===== Text extract =====
Pigshell User Guide
Introduction
Pigshell is a web app which presents resources on the web, including public web pages and private data in Facebook, Google drive and Picasa albums as files in a hierarchical file system. It provides a command line interface to construct pipelines of simple commands to filter, transform and display data.
The pigshell system is similar in spirit to Unix and bash, but also borrows
several ideas from Plan 9 and rc
, mixing syntax and features in a manner
calculated to annoy experienced users of both systems.
The name pigshell comes from the time-honoured tradition of weak puns and recursive acronyms: GNU's Not Unix, and PIG Isn't GNU.
The shell and shell scripts occupy an important niche in the Unix users' universe: they can quickly assemble ad-hoc tools from simple components to interact with their data. For complex applications, they might open the editor and write a program, but for hundreds of simple operations, the humble shell suffices.
===== Data shown =====
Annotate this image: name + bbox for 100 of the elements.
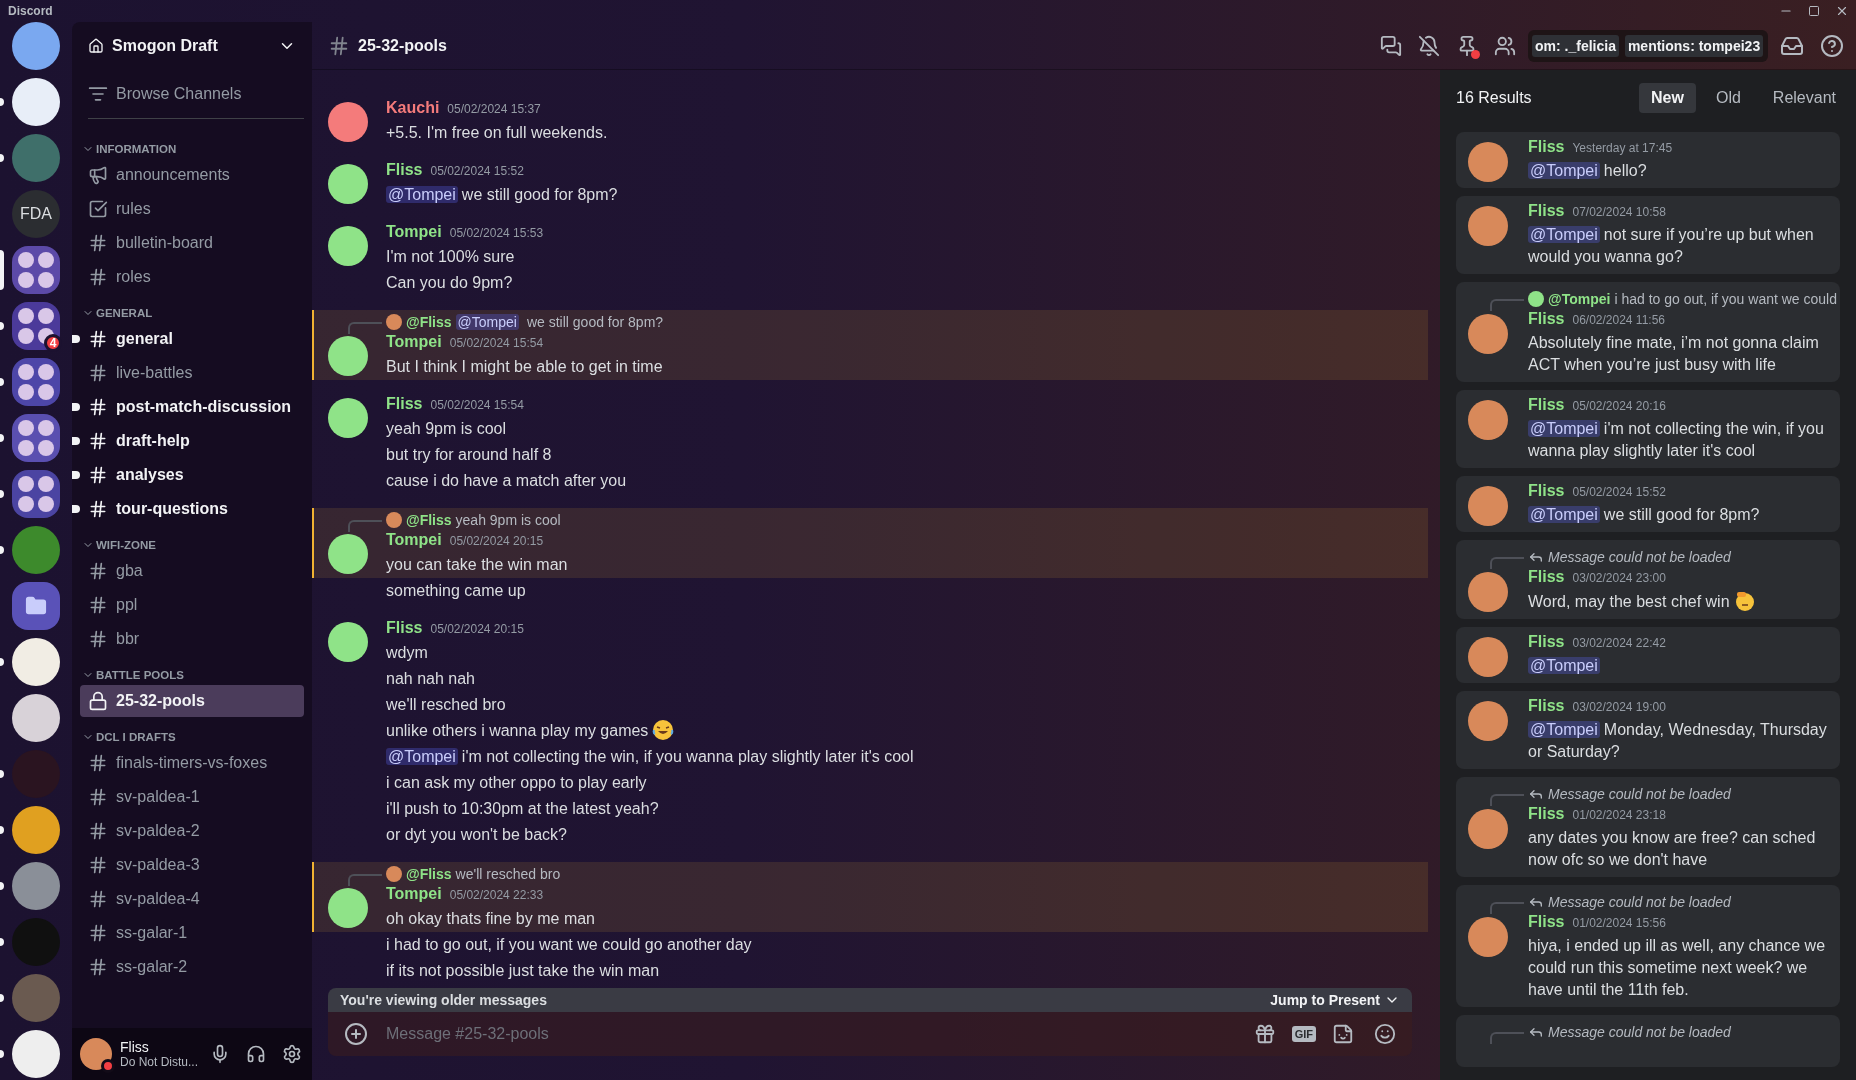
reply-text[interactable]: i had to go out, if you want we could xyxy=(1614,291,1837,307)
=====
_Work instructions:_
1. In the Pigshell guide, besides Unix and bash, which two systems does pigshell borrow ideas from?
2. For each statement, say whether the Pigshell guide agrees with it. Answer yes or no, and quote the deciding words.
(a) Pigshell shows web resources as files in a hierarchical file system.
(b) In the guide, the letters PIG stand for a phrase meaning "Pig Is Great."
(c) The guide says shell users turn to the shell for complex applications.
3. Copy the Pigshell guide word for word, from "The name pigshell" to "humble shell suffices.".

_Solutions per task:_
1. Plan 9 and rc.

2.
(a) Yes: "as files in a hierarchical file system"
(b) No: "PIG Isn't GNU"
(c) No: "For complex applications, they might open the editor and write a program"

3.
The name pigshell comes from the time-honoured tradition of weak puns and recursive acronyms: GNU's Not Unix, and PIG Isn't GNU.
The shell and shell scripts occupy an important niche in the Unix users' universe: they can quickly assemble ad-hoc tools from simple components to interact with their data. For complex applications, they might open the editor and write a program, but for hundreds of simple operations, the humble shell suffices.